• [To be done]:
Copy out every line in the entries below that includes "Komulainen".

• [Material for this exercise]:
##############################

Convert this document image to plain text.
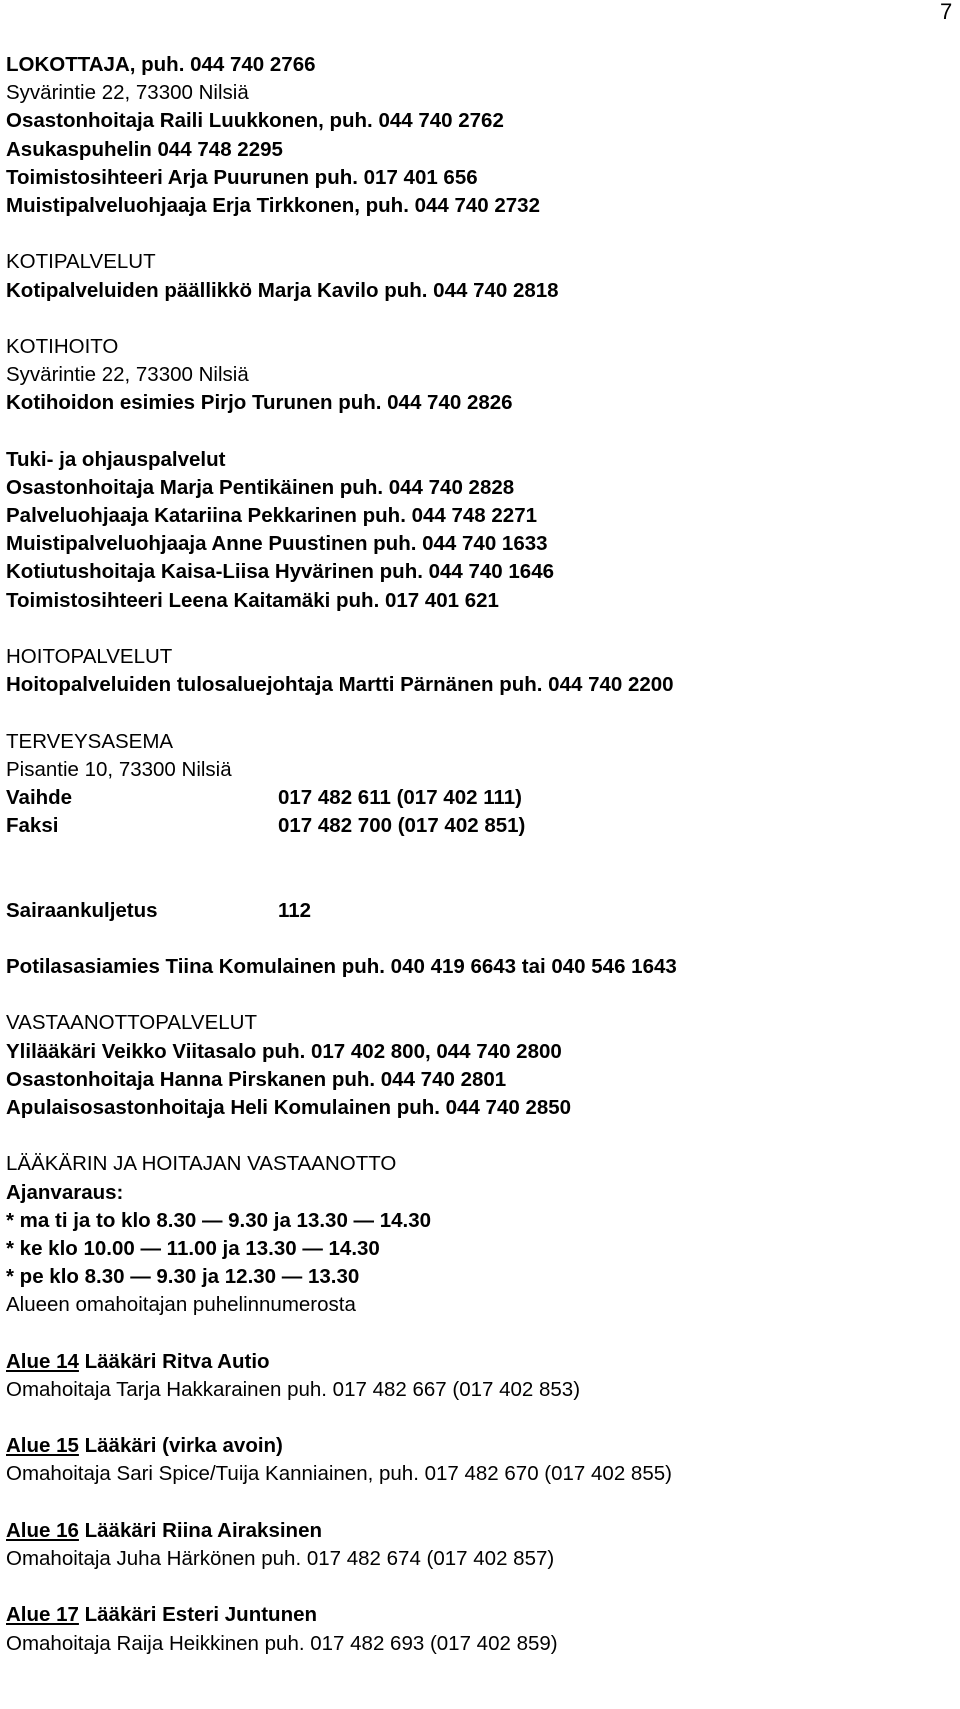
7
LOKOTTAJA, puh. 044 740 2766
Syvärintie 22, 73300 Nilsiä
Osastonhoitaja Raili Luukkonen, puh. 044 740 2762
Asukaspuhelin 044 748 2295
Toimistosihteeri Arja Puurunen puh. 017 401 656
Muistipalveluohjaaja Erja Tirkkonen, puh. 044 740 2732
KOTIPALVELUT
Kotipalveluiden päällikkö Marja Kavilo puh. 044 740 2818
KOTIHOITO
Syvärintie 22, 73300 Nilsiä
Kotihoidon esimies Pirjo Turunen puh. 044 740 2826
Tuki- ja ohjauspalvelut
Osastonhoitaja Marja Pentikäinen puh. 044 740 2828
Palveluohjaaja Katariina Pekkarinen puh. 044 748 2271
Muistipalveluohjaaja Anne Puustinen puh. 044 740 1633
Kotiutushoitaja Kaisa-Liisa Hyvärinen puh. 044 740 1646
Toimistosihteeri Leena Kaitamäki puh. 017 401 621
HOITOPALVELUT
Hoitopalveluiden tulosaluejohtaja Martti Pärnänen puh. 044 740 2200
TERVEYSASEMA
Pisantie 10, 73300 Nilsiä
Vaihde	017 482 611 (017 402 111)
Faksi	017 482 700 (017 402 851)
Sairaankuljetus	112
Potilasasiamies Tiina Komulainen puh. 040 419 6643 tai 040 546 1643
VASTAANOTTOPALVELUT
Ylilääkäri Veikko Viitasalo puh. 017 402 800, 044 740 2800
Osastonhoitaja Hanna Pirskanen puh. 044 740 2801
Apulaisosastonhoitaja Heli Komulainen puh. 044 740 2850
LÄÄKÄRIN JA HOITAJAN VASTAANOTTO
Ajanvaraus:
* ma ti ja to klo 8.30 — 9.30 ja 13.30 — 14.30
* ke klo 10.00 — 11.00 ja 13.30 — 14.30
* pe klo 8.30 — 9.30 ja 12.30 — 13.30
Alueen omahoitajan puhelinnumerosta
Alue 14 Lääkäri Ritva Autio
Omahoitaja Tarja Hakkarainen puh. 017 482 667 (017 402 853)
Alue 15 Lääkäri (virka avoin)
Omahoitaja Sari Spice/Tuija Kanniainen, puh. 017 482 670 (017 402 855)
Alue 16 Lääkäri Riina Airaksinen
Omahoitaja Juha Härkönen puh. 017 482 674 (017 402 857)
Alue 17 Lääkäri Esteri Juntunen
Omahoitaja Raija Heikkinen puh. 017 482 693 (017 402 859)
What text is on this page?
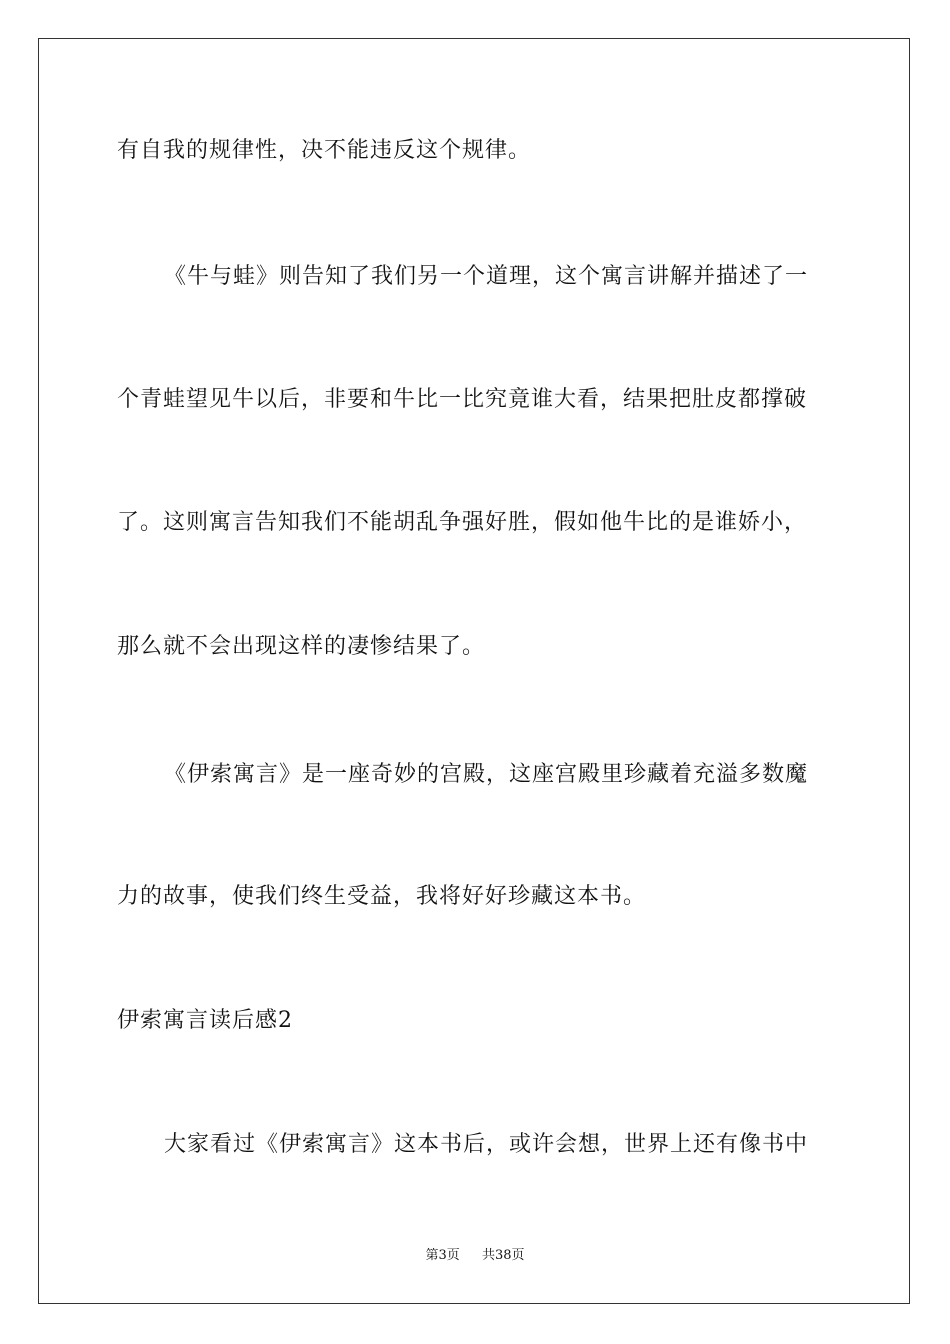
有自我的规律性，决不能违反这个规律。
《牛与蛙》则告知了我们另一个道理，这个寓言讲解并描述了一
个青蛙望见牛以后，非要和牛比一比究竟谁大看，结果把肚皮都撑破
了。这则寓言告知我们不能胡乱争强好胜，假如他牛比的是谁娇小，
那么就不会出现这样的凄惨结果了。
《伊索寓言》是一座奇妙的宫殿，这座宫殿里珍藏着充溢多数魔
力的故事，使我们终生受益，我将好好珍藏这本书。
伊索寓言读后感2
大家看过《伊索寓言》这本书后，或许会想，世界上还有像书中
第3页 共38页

##############################

• [Solution for this task]:
Potilasasiamies Tiina Komulainen puh. 040 419 6643 tai 040 546 1643
Apulaisosastonhoitaja Heli Komulainen puh. 044 740 2850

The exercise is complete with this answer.